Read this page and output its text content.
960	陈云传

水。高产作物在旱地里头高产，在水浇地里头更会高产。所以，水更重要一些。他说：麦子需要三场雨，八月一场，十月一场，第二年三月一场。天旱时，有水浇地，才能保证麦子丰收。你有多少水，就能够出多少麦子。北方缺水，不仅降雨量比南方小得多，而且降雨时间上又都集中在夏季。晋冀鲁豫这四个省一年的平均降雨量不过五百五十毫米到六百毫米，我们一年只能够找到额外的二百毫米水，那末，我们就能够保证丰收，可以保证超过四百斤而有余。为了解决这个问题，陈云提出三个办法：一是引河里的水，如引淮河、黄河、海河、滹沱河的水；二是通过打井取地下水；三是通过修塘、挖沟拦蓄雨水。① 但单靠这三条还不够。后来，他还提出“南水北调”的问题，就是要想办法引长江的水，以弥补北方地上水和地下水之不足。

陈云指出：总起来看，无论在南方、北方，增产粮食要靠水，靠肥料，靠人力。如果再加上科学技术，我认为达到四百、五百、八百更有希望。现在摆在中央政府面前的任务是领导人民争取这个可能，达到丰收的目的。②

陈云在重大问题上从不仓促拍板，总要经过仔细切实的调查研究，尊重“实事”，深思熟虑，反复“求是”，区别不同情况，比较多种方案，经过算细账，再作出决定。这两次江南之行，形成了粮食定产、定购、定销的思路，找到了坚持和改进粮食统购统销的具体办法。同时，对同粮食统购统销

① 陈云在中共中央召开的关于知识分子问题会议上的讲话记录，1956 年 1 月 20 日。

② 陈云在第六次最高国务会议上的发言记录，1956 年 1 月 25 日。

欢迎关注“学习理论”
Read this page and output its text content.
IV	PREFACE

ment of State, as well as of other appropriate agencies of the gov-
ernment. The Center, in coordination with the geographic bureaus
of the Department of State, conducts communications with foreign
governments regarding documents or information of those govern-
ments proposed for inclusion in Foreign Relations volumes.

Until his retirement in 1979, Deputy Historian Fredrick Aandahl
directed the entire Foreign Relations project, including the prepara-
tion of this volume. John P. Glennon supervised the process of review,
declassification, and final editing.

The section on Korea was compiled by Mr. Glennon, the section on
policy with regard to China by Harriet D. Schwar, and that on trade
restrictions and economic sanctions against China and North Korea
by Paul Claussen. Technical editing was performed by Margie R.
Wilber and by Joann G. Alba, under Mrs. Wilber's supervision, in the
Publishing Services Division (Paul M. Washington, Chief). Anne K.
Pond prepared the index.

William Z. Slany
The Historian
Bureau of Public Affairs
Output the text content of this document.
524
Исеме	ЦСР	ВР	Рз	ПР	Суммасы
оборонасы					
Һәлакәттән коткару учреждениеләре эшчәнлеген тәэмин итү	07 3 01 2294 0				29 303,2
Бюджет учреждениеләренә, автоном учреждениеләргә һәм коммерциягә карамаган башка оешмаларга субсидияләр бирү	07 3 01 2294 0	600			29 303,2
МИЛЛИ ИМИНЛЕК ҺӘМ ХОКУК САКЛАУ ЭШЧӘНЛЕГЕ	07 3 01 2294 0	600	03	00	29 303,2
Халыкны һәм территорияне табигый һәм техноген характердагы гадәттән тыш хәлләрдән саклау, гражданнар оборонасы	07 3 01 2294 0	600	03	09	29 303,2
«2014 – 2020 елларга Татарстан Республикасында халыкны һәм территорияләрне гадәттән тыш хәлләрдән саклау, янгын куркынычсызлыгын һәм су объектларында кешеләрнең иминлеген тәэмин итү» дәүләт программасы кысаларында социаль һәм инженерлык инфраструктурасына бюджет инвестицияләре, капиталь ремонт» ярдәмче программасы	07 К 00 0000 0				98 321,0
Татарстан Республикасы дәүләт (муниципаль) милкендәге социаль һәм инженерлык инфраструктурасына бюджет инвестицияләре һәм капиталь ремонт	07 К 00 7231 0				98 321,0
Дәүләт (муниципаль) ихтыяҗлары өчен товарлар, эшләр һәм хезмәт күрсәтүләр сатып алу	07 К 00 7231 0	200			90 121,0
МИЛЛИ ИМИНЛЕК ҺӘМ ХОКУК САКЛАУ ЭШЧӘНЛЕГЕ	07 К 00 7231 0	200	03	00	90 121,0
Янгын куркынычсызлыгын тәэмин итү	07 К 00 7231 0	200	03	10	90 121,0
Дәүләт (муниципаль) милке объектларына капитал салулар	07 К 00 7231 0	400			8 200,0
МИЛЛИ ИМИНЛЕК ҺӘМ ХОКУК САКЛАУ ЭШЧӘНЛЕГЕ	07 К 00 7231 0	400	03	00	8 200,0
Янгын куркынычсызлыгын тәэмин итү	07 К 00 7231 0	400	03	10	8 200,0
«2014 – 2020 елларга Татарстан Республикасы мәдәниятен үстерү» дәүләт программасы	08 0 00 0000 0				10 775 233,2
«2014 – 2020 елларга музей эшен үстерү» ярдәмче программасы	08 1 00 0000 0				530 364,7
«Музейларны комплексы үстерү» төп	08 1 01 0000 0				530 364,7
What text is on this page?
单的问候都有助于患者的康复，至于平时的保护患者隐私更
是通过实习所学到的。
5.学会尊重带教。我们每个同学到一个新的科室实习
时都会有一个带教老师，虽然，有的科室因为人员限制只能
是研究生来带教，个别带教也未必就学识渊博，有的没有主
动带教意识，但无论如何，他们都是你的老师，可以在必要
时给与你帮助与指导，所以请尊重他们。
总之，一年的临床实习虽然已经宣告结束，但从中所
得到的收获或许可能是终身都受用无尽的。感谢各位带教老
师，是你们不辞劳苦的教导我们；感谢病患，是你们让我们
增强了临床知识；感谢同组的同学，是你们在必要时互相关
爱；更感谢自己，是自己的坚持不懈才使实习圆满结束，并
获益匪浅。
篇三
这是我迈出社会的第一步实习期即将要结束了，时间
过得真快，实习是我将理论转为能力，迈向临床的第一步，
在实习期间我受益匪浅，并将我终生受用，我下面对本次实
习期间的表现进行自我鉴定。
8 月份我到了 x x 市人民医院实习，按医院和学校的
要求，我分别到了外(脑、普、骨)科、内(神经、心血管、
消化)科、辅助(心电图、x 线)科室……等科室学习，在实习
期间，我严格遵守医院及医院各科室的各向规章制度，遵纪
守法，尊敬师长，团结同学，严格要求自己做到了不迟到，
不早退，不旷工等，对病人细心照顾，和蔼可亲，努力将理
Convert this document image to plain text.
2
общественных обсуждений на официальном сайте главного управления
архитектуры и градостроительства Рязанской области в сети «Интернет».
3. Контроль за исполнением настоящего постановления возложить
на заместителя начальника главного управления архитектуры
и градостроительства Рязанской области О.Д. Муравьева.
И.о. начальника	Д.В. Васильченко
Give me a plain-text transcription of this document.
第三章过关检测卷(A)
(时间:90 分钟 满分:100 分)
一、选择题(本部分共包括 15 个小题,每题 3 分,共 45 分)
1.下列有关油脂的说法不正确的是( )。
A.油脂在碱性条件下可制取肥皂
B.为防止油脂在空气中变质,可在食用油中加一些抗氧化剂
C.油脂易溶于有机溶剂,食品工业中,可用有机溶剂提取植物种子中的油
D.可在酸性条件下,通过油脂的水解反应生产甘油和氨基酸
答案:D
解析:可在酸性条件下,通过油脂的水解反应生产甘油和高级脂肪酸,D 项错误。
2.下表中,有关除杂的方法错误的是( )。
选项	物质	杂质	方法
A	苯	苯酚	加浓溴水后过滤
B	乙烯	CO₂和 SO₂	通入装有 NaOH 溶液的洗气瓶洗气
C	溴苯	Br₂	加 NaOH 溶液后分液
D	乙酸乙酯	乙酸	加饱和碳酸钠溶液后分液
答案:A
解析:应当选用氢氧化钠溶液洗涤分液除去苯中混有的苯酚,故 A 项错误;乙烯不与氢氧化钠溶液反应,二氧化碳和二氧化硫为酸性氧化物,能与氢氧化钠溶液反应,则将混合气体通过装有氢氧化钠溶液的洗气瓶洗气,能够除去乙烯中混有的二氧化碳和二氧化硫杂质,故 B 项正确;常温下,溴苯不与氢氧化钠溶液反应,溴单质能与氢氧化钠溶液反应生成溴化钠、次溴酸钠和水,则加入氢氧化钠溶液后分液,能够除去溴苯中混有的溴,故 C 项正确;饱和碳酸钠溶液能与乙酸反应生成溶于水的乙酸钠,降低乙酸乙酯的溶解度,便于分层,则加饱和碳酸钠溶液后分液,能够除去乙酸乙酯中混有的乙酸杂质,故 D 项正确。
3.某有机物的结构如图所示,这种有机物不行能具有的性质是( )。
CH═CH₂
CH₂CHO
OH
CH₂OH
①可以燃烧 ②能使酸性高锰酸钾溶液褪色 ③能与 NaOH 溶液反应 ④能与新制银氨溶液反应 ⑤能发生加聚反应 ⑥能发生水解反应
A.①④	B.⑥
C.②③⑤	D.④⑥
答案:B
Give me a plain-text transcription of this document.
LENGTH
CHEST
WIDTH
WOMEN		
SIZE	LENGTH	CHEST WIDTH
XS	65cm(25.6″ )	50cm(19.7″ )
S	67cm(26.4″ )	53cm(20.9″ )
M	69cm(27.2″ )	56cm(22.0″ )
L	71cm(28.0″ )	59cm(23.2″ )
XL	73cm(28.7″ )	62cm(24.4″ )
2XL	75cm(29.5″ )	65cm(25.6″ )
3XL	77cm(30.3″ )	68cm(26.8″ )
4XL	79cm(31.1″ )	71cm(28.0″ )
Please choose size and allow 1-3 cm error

────────────────────

Using the listing above, state the number of lines that hold "архитектуры", with no other text.

* Expected output *
2